---- Rows
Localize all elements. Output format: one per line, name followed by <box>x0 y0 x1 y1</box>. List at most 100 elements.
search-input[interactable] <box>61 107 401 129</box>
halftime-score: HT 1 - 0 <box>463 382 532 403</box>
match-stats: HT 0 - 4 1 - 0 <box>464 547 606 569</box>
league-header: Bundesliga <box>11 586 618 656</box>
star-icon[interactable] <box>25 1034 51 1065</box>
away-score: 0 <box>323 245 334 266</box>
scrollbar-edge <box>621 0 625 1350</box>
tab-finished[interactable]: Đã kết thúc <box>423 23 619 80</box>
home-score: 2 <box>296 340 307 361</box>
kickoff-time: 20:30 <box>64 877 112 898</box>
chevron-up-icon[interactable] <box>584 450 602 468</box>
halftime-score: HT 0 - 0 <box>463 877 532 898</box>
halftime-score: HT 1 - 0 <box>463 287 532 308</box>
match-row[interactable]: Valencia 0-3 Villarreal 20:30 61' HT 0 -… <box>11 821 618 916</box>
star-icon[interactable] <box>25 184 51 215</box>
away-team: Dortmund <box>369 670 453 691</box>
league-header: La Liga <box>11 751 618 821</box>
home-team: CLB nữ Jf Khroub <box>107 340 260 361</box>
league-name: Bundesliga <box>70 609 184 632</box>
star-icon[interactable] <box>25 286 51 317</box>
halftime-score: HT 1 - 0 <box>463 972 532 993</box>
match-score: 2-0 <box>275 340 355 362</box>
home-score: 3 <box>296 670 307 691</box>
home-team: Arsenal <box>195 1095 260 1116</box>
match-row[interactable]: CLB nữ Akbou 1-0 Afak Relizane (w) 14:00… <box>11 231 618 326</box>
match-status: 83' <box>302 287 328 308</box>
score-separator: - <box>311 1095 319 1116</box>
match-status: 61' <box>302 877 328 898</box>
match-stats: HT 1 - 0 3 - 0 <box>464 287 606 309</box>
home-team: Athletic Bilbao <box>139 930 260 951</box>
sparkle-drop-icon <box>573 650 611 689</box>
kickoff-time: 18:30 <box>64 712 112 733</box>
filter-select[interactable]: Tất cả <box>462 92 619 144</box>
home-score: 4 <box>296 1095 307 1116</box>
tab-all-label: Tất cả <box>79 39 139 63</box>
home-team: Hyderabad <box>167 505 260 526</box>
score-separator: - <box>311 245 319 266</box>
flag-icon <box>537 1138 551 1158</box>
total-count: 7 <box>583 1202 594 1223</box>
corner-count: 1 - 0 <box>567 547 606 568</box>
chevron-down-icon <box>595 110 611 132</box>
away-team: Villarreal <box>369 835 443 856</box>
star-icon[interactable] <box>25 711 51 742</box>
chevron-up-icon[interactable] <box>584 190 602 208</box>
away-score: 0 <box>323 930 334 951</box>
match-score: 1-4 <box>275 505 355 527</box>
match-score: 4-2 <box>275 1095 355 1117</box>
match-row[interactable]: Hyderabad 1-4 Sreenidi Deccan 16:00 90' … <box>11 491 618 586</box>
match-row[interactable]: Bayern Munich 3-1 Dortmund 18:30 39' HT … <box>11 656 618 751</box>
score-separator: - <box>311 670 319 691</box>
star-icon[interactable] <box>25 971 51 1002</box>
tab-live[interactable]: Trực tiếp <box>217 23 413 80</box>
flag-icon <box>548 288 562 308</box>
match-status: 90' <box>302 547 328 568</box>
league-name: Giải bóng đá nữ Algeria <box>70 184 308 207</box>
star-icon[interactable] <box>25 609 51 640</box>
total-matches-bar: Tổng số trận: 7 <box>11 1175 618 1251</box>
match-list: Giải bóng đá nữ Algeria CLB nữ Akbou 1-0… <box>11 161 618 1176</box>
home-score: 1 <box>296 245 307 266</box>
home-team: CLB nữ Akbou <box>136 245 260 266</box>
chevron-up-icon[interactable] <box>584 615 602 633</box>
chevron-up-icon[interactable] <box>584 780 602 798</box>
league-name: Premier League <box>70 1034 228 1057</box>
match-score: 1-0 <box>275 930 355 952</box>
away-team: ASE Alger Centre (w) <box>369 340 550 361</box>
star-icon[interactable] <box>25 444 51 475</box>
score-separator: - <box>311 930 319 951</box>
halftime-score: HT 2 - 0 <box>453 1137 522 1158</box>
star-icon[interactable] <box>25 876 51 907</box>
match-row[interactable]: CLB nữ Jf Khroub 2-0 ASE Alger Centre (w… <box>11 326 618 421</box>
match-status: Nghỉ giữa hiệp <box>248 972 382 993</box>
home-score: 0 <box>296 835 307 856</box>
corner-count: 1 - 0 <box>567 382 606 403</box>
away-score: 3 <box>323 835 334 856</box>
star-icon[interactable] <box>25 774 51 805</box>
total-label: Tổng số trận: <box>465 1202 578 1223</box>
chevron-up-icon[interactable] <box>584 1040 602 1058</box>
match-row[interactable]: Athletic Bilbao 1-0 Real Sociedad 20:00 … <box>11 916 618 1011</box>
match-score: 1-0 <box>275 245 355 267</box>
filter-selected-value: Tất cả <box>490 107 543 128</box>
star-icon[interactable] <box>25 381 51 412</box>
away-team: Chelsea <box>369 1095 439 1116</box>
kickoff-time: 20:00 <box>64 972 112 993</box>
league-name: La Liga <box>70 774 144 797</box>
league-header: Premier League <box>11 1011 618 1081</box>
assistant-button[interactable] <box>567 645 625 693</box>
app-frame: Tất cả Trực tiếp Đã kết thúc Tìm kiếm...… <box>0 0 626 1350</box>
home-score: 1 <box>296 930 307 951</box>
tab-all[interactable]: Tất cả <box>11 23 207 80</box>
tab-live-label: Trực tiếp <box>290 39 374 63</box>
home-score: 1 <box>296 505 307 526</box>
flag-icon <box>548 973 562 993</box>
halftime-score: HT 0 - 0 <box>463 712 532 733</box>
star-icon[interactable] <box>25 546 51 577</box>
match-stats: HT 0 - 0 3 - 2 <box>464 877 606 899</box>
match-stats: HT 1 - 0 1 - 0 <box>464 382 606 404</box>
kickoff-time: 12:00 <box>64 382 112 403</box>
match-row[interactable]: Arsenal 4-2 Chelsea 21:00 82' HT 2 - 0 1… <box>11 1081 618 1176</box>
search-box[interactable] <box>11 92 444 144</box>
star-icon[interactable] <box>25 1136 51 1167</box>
--------
Do this. Edit the records above, replacing "star-icon" with "favorite-icon" wherever it occurs and leaving everything else unchanged.

Solution to this exercise.
Localize all elements. Output format: one per line, name followed by <box>x0 y0 x1 y1</box>. List at most 100 elements.
search-input[interactable] <box>61 107 401 129</box>
halftime-score: HT 1 - 0 <box>463 382 532 403</box>
match-stats: HT 0 - 4 1 - 0 <box>464 547 606 569</box>
league-header: Bundesliga <box>11 586 618 656</box>
favorite-icon[interactable] <box>25 1034 51 1065</box>
away-score: 0 <box>323 245 334 266</box>
scrollbar-edge <box>621 0 625 1350</box>
tab-finished[interactable]: Đã kết thúc <box>423 23 619 80</box>
home-score: 2 <box>296 340 307 361</box>
kickoff-time: 20:30 <box>64 877 112 898</box>
chevron-up-icon[interactable] <box>584 450 602 468</box>
halftime-score: HT 0 - 0 <box>463 877 532 898</box>
halftime-score: HT 1 - 0 <box>463 287 532 308</box>
match-row[interactable]: Valencia 0-3 Villarreal 20:30 61' HT 0 -… <box>11 821 618 916</box>
favorite-icon[interactable] <box>25 184 51 215</box>
away-team: Dortmund <box>369 670 453 691</box>
league-header: La Liga <box>11 751 618 821</box>
home-team: CLB nữ Jf Khroub <box>107 340 260 361</box>
league-name: Bundesliga <box>70 609 184 632</box>
favorite-icon[interactable] <box>25 286 51 317</box>
halftime-score: HT 1 - 0 <box>463 972 532 993</box>
match-score: 2-0 <box>275 340 355 362</box>
home-score: 3 <box>296 670 307 691</box>
home-team: Arsenal <box>195 1095 260 1116</box>
match-row[interactable]: CLB nữ Akbou 1-0 Afak Relizane (w) 14:00… <box>11 231 618 326</box>
match-status: 83' <box>302 287 328 308</box>
score-separator: - <box>311 1095 319 1116</box>
match-status: 61' <box>302 877 328 898</box>
match-stats: HT 1 - 0 3 - 0 <box>464 287 606 309</box>
home-team: Athletic Bilbao <box>139 930 260 951</box>
sparkle-drop-icon <box>573 650 611 689</box>
kickoff-time: 18:30 <box>64 712 112 733</box>
filter-select[interactable]: Tất cả <box>462 92 619 144</box>
home-score: 4 <box>296 1095 307 1116</box>
tab-all-label: Tất cả <box>79 39 139 63</box>
home-team: Hyderabad <box>167 505 260 526</box>
score-separator: - <box>311 245 319 266</box>
flag-icon <box>537 1138 551 1158</box>
total-count: 7 <box>583 1202 594 1223</box>
corner-count: 1 - 0 <box>567 547 606 568</box>
chevron-down-icon <box>595 110 611 132</box>
away-team: Villarreal <box>369 835 443 856</box>
favorite-icon[interactable] <box>25 711 51 742</box>
chevron-up-icon[interactable] <box>584 190 602 208</box>
away-score: 0 <box>323 930 334 951</box>
match-score: 1-4 <box>275 505 355 527</box>
match-score: 4-2 <box>275 1095 355 1117</box>
match-row[interactable]: Hyderabad 1-4 Sreenidi Deccan 16:00 90' … <box>11 491 618 586</box>
match-row[interactable]: Bayern Munich 3-1 Dortmund 18:30 39' HT … <box>11 656 618 751</box>
score-separator: - <box>311 670 319 691</box>
favorite-icon[interactable] <box>25 971 51 1002</box>
tab-live[interactable]: Trực tiếp <box>217 23 413 80</box>
flag-icon <box>548 288 562 308</box>
match-status: 90' <box>302 547 328 568</box>
league-name: Giải bóng đá nữ Algeria <box>70 184 308 207</box>
favorite-icon[interactable] <box>25 609 51 640</box>
total-matches-bar: Tổng số trận: 7 <box>11 1175 618 1251</box>
match-list: Giải bóng đá nữ Algeria CLB nữ Akbou 1-0… <box>11 161 618 1176</box>
home-score: 1 <box>296 245 307 266</box>
home-team: CLB nữ Akbou <box>136 245 260 266</box>
chevron-up-icon[interactable] <box>584 615 602 633</box>
chevron-up-icon[interactable] <box>584 780 602 798</box>
league-name: Premier League <box>70 1034 228 1057</box>
match-score: 1-0 <box>275 930 355 952</box>
away-team: ASE Alger Centre (w) <box>369 340 550 361</box>
favorite-icon[interactable] <box>25 444 51 475</box>
score-separator: - <box>311 930 319 951</box>
halftime-score: HT 2 - 0 <box>453 1137 522 1158</box>
favorite-icon[interactable] <box>25 876 51 907</box>
match-row[interactable]: CLB nữ Jf Khroub 2-0 ASE Alger Centre (w… <box>11 326 618 421</box>
match-status: Nghỉ giữa hiệp <box>248 972 382 993</box>
home-score: 0 <box>296 835 307 856</box>
corner-count: 1 - 0 <box>567 382 606 403</box>
away-score: 3 <box>323 835 334 856</box>
favorite-icon[interactable] <box>25 774 51 805</box>
total-label: Tổng số trận: <box>465 1202 578 1223</box>
chevron-up-icon[interactable] <box>584 1040 602 1058</box>
match-row[interactable]: Athletic Bilbao 1-0 Real Sociedad 20:00 … <box>11 916 618 1011</box>
match-score: 1-0 <box>275 245 355 267</box>
filter-selected-value: Tất cả <box>490 107 543 128</box>
favorite-icon[interactable] <box>25 381 51 412</box>
away-team: Chelsea <box>369 1095 439 1116</box>
kickoff-time: 20:00 <box>64 972 112 993</box>
league-name: La Liga <box>70 774 144 797</box>
league-header: Premier League <box>11 1011 618 1081</box>
assistant-button[interactable] <box>567 645 625 693</box>
app-frame: Tất cả Trực tiếp Đã kết thúc Tìm kiếm...… <box>0 0 626 1350</box>
home-score: 1 <box>296 930 307 951</box>
tab-all[interactable]: Tất cả <box>11 23 207 80</box>
tab-live-label: Trực tiếp <box>290 39 374 63</box>
home-score: 1 <box>296 505 307 526</box>
flag-icon <box>548 973 562 993</box>
halftime-score: HT 0 - 0 <box>463 712 532 733</box>
favorite-icon[interactable] <box>25 546 51 577</box>
match-stats: HT 0 - 0 3 - 2 <box>464 877 606 899</box>
match-stats: HT 1 - 0 1 - 0 <box>464 382 606 404</box>
kickoff-time: 12:00 <box>64 382 112 403</box>
match-row[interactable]: Arsenal 4-2 Chelsea 21:00 82' HT 2 - 0 1… <box>11 1081 618 1176</box>
search-box[interactable] <box>11 92 444 144</box>
favorite-icon[interactable] <box>25 1136 51 1167</box>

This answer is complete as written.